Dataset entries
━━━━━━

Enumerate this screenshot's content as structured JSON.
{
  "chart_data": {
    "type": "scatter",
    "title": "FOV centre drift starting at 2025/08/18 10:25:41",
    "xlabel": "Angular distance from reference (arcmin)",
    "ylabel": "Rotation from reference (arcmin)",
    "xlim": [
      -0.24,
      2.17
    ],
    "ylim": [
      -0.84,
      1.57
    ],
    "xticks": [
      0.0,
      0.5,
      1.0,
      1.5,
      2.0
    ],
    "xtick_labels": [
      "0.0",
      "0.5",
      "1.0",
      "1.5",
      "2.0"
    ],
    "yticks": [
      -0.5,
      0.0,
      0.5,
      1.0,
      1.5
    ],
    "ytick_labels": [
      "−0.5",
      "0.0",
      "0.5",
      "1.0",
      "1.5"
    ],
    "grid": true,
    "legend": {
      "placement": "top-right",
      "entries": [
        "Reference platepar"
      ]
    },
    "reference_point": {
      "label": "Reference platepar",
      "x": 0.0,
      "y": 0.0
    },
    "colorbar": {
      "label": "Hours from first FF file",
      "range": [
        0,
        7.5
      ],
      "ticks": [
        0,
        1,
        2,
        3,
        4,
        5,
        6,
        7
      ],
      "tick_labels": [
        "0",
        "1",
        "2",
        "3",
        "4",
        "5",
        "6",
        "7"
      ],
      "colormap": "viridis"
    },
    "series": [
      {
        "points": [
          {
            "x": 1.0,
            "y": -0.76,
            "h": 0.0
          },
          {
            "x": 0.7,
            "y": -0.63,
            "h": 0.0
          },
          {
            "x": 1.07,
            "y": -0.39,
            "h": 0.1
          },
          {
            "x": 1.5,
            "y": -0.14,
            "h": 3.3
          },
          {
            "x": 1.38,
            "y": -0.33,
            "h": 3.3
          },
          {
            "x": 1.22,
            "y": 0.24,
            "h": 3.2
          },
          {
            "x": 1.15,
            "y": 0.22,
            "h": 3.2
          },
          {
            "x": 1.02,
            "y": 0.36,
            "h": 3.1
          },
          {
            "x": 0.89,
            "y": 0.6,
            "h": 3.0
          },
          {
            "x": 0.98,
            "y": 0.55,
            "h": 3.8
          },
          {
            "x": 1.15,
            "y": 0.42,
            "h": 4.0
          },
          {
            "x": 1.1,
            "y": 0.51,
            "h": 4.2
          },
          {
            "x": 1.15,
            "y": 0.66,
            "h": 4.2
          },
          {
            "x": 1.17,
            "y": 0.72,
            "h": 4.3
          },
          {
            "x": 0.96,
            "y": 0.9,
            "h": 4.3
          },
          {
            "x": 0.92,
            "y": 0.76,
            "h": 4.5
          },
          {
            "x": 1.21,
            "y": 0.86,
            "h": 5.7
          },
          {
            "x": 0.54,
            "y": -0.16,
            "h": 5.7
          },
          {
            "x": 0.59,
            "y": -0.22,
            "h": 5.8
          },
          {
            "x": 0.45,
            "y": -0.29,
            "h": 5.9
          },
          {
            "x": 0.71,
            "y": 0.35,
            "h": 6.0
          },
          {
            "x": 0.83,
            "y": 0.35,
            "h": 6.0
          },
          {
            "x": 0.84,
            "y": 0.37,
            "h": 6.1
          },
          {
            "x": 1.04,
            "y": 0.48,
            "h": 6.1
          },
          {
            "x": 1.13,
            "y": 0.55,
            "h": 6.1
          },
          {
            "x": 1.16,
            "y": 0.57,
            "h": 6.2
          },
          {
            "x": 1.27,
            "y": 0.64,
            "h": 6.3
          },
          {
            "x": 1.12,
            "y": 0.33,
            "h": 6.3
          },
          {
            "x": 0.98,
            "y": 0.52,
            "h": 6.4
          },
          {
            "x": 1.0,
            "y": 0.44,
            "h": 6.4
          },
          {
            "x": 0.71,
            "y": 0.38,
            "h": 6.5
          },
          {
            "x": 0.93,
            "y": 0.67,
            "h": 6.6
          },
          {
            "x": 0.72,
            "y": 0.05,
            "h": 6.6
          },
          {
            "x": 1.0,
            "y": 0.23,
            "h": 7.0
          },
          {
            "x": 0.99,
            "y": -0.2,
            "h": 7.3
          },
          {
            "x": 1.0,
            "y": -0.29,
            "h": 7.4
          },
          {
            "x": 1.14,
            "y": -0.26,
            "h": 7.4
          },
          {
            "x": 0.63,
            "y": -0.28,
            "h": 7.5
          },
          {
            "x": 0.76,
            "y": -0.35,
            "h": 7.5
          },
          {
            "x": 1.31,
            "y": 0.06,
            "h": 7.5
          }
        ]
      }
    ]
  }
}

━━━━━━

■ Given request ■
Filter the records, keeping only lines that contain "platepar", and show those lines.

■ The completed task ■
        "Reference platepar"
      "label": "Reference platepar",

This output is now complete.